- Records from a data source
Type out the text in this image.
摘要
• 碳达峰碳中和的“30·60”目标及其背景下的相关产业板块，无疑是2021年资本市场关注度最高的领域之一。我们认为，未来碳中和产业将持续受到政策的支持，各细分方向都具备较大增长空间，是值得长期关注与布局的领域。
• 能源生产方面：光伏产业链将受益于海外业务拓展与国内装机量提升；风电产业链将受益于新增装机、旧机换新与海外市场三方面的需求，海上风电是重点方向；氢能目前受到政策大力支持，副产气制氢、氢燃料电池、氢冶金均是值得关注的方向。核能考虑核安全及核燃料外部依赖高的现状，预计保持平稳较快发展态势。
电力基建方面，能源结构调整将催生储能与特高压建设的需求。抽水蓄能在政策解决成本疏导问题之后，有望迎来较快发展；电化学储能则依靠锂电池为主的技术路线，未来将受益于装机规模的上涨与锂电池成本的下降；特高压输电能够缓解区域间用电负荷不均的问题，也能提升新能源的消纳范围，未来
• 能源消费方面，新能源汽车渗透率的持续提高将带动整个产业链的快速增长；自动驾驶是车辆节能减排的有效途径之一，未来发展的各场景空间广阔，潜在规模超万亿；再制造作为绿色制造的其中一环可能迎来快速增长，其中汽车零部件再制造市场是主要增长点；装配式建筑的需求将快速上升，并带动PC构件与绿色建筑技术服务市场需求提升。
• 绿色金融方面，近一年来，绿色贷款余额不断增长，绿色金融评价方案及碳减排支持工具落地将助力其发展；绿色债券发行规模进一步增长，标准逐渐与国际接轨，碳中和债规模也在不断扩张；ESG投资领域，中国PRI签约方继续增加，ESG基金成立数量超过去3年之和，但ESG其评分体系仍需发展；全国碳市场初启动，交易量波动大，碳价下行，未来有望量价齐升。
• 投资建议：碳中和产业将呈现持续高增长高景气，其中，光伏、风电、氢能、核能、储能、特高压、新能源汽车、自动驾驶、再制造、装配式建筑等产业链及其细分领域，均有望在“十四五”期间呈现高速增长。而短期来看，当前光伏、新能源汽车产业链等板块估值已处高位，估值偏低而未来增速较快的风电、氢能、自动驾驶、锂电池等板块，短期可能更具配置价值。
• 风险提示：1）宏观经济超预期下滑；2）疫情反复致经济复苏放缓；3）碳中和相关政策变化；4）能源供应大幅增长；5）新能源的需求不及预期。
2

---

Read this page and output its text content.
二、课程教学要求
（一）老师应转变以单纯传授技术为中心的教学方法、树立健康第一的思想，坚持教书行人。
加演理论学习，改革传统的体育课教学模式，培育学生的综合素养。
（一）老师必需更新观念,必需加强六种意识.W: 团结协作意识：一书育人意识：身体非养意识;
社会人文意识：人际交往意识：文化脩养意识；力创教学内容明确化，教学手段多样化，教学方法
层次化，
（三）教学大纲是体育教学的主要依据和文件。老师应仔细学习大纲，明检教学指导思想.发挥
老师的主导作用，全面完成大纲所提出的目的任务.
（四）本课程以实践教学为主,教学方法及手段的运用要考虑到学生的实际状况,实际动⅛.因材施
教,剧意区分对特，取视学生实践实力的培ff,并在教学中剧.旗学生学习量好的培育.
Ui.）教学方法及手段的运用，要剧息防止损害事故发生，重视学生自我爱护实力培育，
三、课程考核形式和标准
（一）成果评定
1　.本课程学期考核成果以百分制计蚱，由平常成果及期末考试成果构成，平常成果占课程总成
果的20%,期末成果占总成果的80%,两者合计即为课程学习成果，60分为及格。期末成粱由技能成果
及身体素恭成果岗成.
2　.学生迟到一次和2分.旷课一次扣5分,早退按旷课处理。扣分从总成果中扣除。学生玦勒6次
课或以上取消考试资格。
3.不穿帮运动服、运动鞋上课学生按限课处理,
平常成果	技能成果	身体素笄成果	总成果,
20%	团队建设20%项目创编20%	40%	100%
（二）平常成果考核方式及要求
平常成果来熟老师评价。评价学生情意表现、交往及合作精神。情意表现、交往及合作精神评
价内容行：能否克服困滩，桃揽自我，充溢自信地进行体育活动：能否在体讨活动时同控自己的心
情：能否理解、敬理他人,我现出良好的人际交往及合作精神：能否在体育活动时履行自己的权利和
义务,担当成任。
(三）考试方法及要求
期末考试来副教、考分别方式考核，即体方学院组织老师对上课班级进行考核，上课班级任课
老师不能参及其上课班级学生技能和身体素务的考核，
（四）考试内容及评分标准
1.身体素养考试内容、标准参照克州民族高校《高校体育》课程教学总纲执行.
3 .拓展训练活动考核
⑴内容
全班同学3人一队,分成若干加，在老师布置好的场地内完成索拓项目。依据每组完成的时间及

- Aim
List every line above containing the word "this".

- The completed task
Type out the text in this image.
Read this page and output its text content.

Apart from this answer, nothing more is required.